__Exercise prompt__:
Say the number of lines containing the string "this", and say nothing else.

(Stored data)
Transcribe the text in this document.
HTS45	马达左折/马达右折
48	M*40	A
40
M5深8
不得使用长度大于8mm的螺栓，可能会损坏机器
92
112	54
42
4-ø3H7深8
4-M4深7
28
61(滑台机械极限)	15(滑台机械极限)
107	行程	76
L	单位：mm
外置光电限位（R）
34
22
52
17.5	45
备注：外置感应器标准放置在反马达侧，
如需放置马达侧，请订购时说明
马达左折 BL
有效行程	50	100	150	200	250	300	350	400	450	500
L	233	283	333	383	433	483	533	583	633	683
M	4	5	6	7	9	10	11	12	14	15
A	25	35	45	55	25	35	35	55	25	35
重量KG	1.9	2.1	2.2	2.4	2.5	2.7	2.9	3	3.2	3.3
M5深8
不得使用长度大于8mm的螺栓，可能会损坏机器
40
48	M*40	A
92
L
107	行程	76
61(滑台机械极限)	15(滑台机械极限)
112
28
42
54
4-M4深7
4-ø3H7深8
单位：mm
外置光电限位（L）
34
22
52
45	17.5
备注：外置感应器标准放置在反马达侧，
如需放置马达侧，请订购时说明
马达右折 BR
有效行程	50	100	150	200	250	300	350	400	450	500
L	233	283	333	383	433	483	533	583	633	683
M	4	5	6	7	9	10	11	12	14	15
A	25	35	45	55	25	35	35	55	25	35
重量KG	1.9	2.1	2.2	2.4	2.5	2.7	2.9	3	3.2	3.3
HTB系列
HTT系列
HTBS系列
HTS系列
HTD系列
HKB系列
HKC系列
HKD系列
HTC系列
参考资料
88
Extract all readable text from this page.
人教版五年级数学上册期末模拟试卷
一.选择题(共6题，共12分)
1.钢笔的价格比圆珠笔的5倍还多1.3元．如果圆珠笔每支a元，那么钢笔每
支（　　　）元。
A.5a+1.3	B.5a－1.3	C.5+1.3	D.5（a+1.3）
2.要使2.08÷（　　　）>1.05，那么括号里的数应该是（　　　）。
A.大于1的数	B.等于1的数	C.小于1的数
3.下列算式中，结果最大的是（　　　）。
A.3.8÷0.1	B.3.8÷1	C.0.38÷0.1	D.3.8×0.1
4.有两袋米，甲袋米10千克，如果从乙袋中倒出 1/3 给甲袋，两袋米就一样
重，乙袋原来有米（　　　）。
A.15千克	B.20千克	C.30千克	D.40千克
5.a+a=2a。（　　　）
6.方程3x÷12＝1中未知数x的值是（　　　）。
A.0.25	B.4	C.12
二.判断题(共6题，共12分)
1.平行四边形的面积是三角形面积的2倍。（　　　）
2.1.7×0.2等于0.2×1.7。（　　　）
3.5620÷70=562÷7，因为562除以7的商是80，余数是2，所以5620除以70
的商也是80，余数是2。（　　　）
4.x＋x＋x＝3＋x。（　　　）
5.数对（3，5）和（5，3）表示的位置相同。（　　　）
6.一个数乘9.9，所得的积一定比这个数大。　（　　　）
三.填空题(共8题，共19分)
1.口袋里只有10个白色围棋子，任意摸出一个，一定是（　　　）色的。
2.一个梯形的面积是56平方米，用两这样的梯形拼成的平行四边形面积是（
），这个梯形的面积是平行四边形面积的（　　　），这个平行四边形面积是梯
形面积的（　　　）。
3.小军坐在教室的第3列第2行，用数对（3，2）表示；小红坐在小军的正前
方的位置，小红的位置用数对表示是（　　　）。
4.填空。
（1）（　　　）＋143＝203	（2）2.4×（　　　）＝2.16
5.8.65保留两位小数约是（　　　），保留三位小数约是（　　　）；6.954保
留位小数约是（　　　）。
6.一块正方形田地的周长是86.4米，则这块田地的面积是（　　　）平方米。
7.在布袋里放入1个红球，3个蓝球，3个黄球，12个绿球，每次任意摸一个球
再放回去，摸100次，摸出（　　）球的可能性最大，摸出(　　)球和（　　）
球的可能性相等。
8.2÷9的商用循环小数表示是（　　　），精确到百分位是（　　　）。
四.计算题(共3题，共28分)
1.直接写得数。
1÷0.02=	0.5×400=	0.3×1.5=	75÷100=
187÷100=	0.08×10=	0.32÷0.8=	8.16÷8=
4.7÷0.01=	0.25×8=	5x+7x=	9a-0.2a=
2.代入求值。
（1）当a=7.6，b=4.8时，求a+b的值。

__Final result__:
2